OBJECTIVE:
Gather every line from the entries below that includes "також".

AVAILABLE RECORDS:
## Start

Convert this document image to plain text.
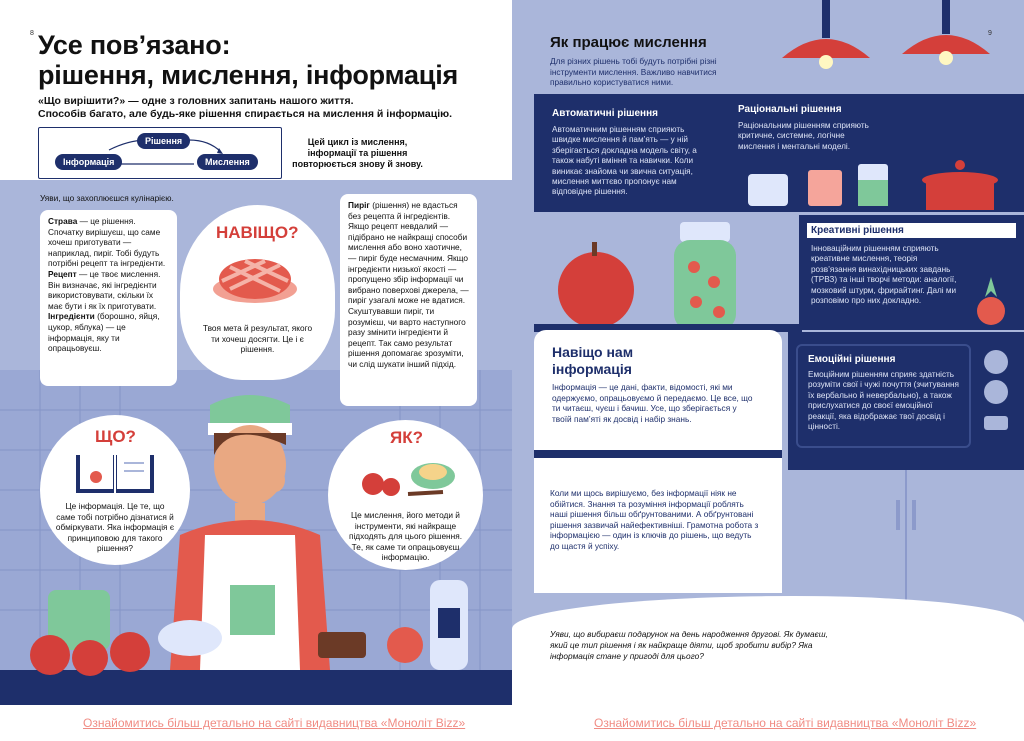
8 Усе пов’язано:
рішення, мислення, інформація
«Що вирішити?» — одне з головних запитань нашого життя.
Способів багато, але будь-яке рішення спирається на мислення й інформацію.
Рішення
Інформація	Мислення
Цей цикл із мислення, інформації та рішення повторюється знову й знову.
Уяви, що захоплюєшся кулінарією.

Страва — це рішення. Спочатку вирішуєш, що саме хочеш приготувати — наприклад, пиріг. Тобі будуть потрібні рецепт та інгредієнти.

Рецепт — це твоє мислення. Він визначає, які інгредієнти використовувати, скільки їх має бути і як їх приготувати.

Інгредієнти (борошно, яйця, цукор, яблука) — це інформація, яку ти опрацьовуєш.

Пиріг (рішення) не вдасться без рецепта й інгредієнтів. Якщо рецепт невдалий — підібрано не найкращі способи мислення або воно хаотичне, — пиріг буде несмачним. Якщо інгредієнти низької якості — пропущено збір інформації чи вибрано поверхові джерела, — пиріг узагалі може не вдатися. Скуштувавши пиріг, ти розумієш, чи варто наступного разу змінити інгредієнти й рецепт. Так само результат рішення допомагає зрозуміти, чи слід шукати інший підхід.

НАВІЩО?
Твоя мета й результат, якого ти хочеш досягти. Це і є рішення.
ЩО?
Це інформація. Це те, що саме тобі потрібно дізнатися й обміркувати. Яка інформація є принциповою для такого рішення?
ЯК?
Це мислення, його методи й інструменти, які найкраще підходять для цього рішення. Те, як саме ти опрацьовуєш інформацію.
9
Як працює мислення
Для різних рішень тобі будуть потрібні різні інструменти мислення. Важливо навчитися правильно користуватися ними.
Автоматичні рішення
Автоматичним рішенням сприяють швидке мислення й пам’ять — у ній зберігається докладна модель світу, а також набуті вміння та навички. Коли виникає знайома чи звична ситуація, мислення миттєво пропонує нам відповідне рішення.
Раціональні рішення
Раціональним рішенням сприяють критичне, системне, логічне мислення і ментальні моделі.
Креативні рішення
Інноваційним рішенням сприяють креативне мислення, теорія розв’язання винахідницьких завдань (ТРВЗ) та інші творчі методи: аналогії, мозковий штурм, фрирайтинг. Далі ми розповімо про них докладно.
Навіщо нам інформація
Інформація — це дані, факти, відомості, які ми одержуємо, опрацьовуємо й передаємо. Це все, що ти читаєш, чуєш і бачиш. Усе, що зберігається у твоїй пам’яті як досвід і набір знань.
Коли ми щось вирішуємо, без інформації ніяк не обійтися. Знання та розуміння інформації роблять наші рішення більш обґрунтованими. А обґрунтовані рішення зазвичай найефективніші. Грамотна робота з інформацією — один із ключів до рішень, що ведуть до щастя й успіху.
Емоційні рішення
Емоційним рішенням сприяє здатність розуміти свої і чужі почуття (зчитування їх вербально й невербально), а також прислухатися до своєї емоційної реакції, яка відображає твої досвід і цінності.
Уяви, що вибираєш подарунок на день народження другові. Як думаєш, який це тип рішення і як найкраще діяти, щоб зробити вибір? Яка інформація стане у пригоді для цього?
Ознайомитись більш детально на сайті видавництва «Моноліт Bizz»	Ознайомитись більш детально на сайті видавництва «Моноліт Bizz»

## End

ANSWER FOR THE TASK:
Автоматичним рішенням сприяють швидке мислення й пам’ять — у ній зберігається докладна модель світу, а також набуті вміння та навички. Коли виникає знайома чи звична ситуація, мислення миттєво пропонує нам відповідне рішення.
Емоційним рішенням сприяє здатність розуміти свої і чужі почуття (зчитування їх вербально й невербально), а також прислухатися до своєї емоційної реакції, яка відображає твої досвід і цінності.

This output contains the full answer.